● **Selected extract**:
-------

There are lots of unhappily married people in the world so statistically I know there is nothing unique to me. 50% of all unions end in divorce. (When you are married to an Aspberger male, which I suspect I am, the number climbs to 80%.) Over the years, my spouse and I have increasingly grown apart leaving us with little beside our kids to unite us. Neither of us are bad people- we just no longer function well as a team.
Last winter we were offered tickets to a play and on a chilly Saturday night we made our way to the city. For the past few years, whatever time we spend together, finds us enmeshed in an awkward silence and this occasion was no different. Leaving the theater I wanted to stop and photograph the lights and cacophony of Times Square. Later at home, while reviewing my images, I noticed my spouse traversing the frame with the usual grim resting face which has become his normal around me.
That's when I knew for sure what I must do to create a better life for all involved. What a strange and twisted road this has become.

-------

[Saved entries]
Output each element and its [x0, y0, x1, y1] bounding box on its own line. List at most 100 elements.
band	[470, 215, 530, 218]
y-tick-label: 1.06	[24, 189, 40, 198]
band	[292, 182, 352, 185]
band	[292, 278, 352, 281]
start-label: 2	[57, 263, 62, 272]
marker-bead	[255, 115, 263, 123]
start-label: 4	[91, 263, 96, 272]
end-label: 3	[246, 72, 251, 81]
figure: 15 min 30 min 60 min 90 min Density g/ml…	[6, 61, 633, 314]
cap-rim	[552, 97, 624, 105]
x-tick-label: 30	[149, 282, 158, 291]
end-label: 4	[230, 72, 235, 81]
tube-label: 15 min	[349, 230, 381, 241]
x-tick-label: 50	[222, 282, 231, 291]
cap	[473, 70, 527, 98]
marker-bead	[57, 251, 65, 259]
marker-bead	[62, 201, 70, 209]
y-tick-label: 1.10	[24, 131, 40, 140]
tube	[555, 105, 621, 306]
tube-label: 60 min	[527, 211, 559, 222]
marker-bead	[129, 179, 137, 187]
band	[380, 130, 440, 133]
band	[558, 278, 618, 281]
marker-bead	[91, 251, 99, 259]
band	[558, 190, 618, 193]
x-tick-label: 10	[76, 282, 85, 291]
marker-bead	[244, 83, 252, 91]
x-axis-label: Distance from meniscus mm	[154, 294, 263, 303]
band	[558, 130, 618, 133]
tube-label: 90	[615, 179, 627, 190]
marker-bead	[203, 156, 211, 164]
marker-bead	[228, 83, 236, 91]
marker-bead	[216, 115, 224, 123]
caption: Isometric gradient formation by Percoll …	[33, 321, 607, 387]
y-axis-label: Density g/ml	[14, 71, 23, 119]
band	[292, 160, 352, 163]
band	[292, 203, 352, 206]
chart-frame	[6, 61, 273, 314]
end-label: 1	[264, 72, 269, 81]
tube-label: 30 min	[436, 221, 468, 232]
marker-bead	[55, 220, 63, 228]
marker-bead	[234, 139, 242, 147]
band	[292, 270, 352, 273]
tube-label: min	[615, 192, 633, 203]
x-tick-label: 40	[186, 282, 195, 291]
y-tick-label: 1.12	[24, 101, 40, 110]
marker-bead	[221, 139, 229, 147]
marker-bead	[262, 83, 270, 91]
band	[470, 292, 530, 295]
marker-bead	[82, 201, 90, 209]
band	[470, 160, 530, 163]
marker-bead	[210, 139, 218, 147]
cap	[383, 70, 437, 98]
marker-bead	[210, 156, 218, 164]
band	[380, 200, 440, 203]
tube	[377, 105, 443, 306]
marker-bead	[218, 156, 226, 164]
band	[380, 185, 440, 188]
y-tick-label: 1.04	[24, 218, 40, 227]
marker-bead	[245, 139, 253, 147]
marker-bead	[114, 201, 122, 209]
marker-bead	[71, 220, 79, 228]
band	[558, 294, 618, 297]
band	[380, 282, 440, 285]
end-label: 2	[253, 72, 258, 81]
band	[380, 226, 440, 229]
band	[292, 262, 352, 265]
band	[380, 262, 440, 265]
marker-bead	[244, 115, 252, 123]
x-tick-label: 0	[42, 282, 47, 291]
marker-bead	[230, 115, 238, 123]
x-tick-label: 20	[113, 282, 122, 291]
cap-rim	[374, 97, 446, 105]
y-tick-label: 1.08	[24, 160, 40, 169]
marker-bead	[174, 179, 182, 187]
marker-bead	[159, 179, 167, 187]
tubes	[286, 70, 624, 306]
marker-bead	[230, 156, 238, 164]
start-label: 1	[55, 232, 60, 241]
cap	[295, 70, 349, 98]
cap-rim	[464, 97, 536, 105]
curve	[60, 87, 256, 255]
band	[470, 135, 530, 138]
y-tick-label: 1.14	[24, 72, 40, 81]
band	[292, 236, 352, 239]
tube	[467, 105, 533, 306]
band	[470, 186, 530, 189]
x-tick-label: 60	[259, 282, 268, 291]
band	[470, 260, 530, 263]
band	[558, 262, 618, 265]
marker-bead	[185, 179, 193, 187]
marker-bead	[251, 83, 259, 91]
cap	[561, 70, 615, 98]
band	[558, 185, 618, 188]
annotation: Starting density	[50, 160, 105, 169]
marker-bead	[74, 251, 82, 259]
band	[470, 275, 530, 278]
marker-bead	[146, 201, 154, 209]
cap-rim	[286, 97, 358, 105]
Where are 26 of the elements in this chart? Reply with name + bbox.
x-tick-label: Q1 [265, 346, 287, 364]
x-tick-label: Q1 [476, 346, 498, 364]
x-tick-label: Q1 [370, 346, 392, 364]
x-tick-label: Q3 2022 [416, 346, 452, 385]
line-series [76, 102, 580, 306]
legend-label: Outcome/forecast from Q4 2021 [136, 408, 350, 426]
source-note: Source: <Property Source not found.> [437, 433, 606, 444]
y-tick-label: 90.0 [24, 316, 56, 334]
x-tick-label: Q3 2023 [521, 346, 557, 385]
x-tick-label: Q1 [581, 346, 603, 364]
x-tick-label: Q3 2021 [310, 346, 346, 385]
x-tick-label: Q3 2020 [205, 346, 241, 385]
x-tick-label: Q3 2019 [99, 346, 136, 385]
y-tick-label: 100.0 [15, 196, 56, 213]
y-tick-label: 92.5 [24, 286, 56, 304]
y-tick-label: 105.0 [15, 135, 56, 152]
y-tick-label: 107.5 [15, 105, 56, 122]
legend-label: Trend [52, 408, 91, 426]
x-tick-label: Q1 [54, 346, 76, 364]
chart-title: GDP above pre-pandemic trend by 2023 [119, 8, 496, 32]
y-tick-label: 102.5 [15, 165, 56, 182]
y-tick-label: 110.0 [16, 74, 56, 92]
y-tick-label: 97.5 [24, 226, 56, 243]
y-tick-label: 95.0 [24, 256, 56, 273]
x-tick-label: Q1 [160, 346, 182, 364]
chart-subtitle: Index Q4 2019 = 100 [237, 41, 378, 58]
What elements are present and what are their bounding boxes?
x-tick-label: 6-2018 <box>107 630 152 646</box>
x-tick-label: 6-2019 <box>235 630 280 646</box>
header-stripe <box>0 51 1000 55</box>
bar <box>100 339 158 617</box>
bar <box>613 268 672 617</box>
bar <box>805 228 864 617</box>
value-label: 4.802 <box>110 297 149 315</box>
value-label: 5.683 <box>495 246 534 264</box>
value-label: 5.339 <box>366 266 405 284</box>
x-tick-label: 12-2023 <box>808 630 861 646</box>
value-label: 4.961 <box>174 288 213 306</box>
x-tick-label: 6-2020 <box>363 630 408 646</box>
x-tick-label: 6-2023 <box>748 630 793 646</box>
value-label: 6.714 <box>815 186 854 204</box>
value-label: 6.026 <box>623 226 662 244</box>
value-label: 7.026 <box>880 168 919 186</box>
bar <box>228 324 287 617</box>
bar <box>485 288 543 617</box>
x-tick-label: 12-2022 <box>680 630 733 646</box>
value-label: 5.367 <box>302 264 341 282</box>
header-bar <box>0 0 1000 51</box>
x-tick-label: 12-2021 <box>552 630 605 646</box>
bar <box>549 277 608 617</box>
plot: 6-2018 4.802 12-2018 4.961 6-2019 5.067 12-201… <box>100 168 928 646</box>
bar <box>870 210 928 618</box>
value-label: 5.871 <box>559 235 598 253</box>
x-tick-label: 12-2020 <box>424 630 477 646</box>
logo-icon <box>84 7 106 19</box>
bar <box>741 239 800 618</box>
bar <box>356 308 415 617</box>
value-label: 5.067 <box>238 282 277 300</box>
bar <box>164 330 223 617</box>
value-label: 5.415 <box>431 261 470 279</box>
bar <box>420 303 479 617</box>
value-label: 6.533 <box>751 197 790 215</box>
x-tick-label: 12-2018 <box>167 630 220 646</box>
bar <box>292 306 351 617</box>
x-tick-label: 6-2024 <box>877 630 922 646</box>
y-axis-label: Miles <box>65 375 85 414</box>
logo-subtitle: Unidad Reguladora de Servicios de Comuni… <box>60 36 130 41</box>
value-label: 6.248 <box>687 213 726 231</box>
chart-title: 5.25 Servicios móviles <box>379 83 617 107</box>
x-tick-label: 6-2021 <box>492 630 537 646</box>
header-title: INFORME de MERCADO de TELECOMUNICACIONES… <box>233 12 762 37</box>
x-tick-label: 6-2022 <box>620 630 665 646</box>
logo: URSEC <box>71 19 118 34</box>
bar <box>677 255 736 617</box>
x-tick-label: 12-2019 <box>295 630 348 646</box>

-------

● **Challenge A**: List every place the second paragraph of the essay mentions.
● **Challenge B**: Write out the saved entries word for word, everything from their very start down to the line containing "185, 440, 188]", with both of those lines included.

● **Exercise answer A**: the city, the theater, Times Square, home

● **Exercise answer B**:
Output each element and its [x0, y0, x1, y1] bounding box on its own line. List at most 100 elements.
band	[470, 215, 530, 218]
y-tick-label: 1.06	[24, 189, 40, 198]
band	[292, 182, 352, 185]
band	[292, 278, 352, 281]
start-label: 2	[57, 263, 62, 272]
marker-bead	[255, 115, 263, 123]
start-label: 4	[91, 263, 96, 272]
end-label: 3	[246, 72, 251, 81]
figure: 15 min 30 min 60 min 90 min Density g/ml…	[6, 61, 633, 314]
cap-rim	[552, 97, 624, 105]
x-tick-label: 30	[149, 282, 158, 291]
end-label: 4	[230, 72, 235, 81]
tube-label: 15 min	[349, 230, 381, 241]
x-tick-label: 50	[222, 282, 231, 291]
cap	[473, 70, 527, 98]
marker-bead	[57, 251, 65, 259]
marker-bead	[62, 201, 70, 209]
y-tick-label: 1.10	[24, 131, 40, 140]
tube	[555, 105, 621, 306]
tube-label: 60 min	[527, 211, 559, 222]
marker-bead	[129, 179, 137, 187]
band	[380, 130, 440, 133]
band	[558, 278, 618, 281]
marker-bead	[91, 251, 99, 259]
band	[558, 190, 618, 193]
x-tick-label: 10	[76, 282, 85, 291]
marker-bead	[244, 83, 252, 91]
x-axis-label: Distance from meniscus mm	[154, 294, 263, 303]
band	[558, 130, 618, 133]
tube-label: 90	[615, 179, 627, 190]
marker-bead	[203, 156, 211, 164]
marker-bead	[228, 83, 236, 91]
marker-bead	[216, 115, 224, 123]
caption: Isometric gradient formation by Percoll …	[33, 321, 607, 387]
y-axis-label: Density g/ml	[14, 71, 23, 119]
band	[292, 160, 352, 163]
band	[292, 203, 352, 206]
chart-frame	[6, 61, 273, 314]
end-label: 1	[264, 72, 269, 81]
tube-label: 30 min	[436, 221, 468, 232]
marker-bead	[55, 220, 63, 228]
marker-bead	[234, 139, 242, 147]
band	[292, 270, 352, 273]
tube-label: min	[615, 192, 633, 203]
x-tick-label: 40	[186, 282, 195, 291]
y-tick-label: 1.12	[24, 101, 40, 110]
marker-bead	[221, 139, 229, 147]
marker-bead	[262, 83, 270, 91]
band	[470, 292, 530, 295]
marker-bead	[82, 201, 90, 209]
band	[470, 160, 530, 163]
marker-bead	[210, 139, 218, 147]
cap	[383, 70, 437, 98]
marker-bead	[210, 156, 218, 164]
band	[380, 200, 440, 203]
tube	[377, 105, 443, 306]
marker-bead	[218, 156, 226, 164]
band	[380, 185, 440, 188]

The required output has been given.